**Source document**
* start *
Thursday, August 23, 2012

Vlog #2 Balancing my workouts

Saturday, August 11, 2012

People will always have an opinion....Keep doin' YOU!!


 When you see me on the weight floor, I'm pretty focused. If you try to get my attention, I usually smile, tip my hat and continue on with my lifting.

Not today. Today I came in to sub a class and figured while I was there, I'd hit some chest and back. Just as I was making my way the pull up bar, I ran into an old lifting comrade of mine from a year or so ago, that always motivated me to push harder. I had  to stop and say hi!! I'm glad I did! We chatted it up for about 40 minutes! What a great conversation!! 

Isn't it funny how we remember things that were said to, or about us for a life time?  Most of us, by nature want to please. We want to be accepted, liked, respected, valued, and validated.

 I'll never forget....my son was 5 years old (he is now 19) and it was close to Christmas. We had just finished Christmas shopping and decided to go to Baskin Robins (in the mall) for a scoop of our favorite holiday flavor, peppermint candy!! We took our packages and ice cream to a mall table just outside the shop and enjoyed our treat, while talking about how much the people would love the gifts we had picked out. A man walking toward us stopped and interrupted this innocent mommy/son moment to inform me, that  I wouldn't be nearly this heavy if I didn't eat crap like ice cream. JERK!! I wanted to cry. Was that what people saw when they looked at me? A fat cow eating ice cream and getting fatter? He didn't see a mom having a holiday treat with her kid, he saw a fat cow eating ice cream.

" We don't see things as they are.
* end *
(Dataset items)
* start *
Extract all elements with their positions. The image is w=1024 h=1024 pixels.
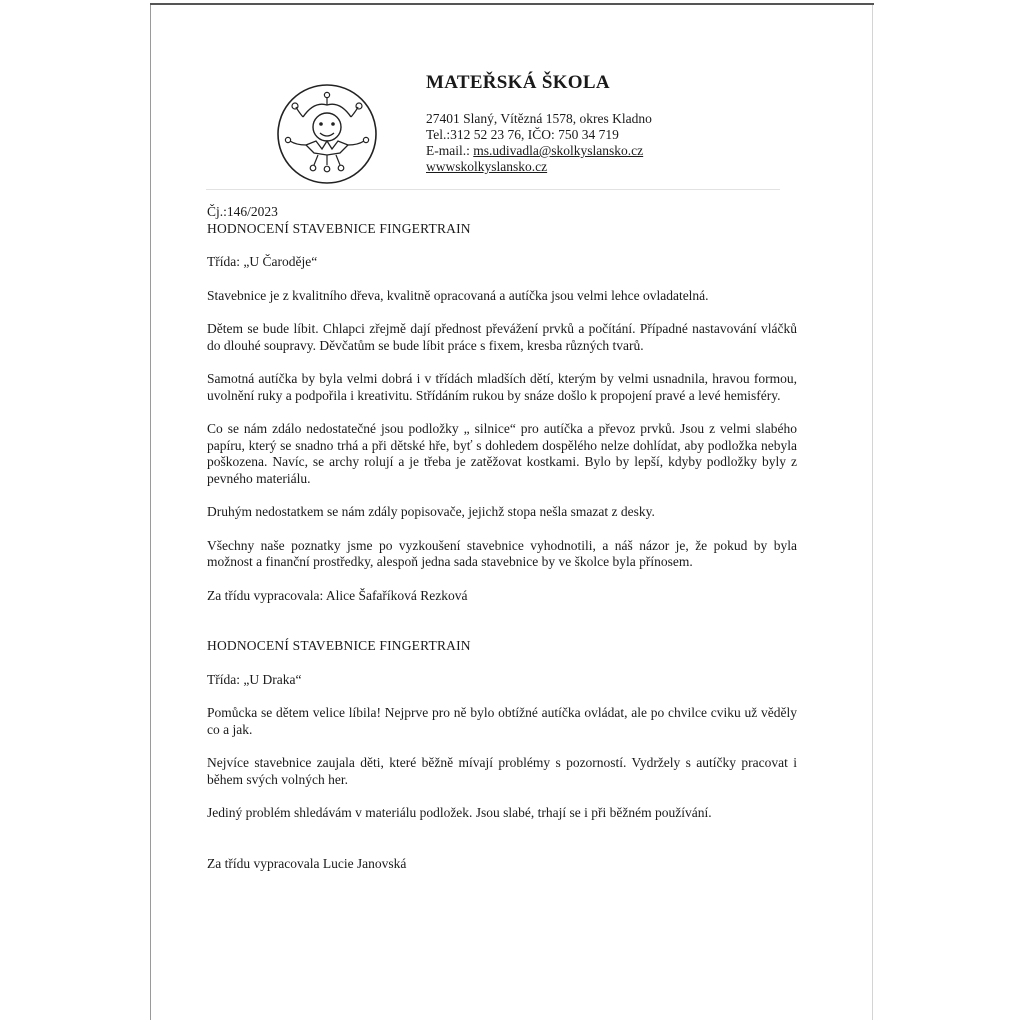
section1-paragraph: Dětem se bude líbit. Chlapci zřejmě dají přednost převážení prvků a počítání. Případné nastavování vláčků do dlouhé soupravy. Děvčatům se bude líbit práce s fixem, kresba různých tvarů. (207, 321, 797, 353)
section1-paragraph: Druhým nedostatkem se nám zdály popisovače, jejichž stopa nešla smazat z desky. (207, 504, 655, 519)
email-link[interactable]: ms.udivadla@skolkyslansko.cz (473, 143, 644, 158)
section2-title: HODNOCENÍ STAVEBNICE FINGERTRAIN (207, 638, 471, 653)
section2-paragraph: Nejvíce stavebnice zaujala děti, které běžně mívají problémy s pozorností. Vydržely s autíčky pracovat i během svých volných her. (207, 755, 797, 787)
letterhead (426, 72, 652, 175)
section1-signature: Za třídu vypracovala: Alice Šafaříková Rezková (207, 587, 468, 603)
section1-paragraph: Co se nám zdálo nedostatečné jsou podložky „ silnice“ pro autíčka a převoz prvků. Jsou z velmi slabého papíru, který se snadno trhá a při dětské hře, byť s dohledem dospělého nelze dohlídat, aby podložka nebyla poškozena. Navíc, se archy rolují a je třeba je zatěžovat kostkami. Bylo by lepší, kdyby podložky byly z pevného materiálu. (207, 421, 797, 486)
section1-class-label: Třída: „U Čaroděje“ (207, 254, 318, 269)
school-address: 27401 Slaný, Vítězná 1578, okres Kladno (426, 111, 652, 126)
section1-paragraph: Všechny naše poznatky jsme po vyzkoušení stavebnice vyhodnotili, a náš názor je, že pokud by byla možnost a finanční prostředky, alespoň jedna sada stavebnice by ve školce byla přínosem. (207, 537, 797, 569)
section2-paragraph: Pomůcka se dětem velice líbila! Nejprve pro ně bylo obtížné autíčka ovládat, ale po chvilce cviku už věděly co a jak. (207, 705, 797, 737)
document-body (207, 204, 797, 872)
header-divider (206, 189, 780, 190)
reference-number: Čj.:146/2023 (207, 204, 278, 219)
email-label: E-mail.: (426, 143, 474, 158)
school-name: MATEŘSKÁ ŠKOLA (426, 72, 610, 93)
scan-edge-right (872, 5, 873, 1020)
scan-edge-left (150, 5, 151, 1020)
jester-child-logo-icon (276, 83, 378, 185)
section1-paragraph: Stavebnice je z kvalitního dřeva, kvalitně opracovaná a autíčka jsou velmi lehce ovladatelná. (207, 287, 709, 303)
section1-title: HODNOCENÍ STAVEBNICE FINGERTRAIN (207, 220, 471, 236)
* end *
**What you are asked to do**
Answer these questions about the blog post:
1. How long did the writer chat with the old lifting comrade at the gym?
2. What ice cream flavor did the writer and son share after Christmas shopping?
3. How old was the son at the time of that mall visit?
The dataset items have nothing to do with the blog post.

**Task response**
1. About 40 minutes.
2. Peppermint candy.
3. 5 years old.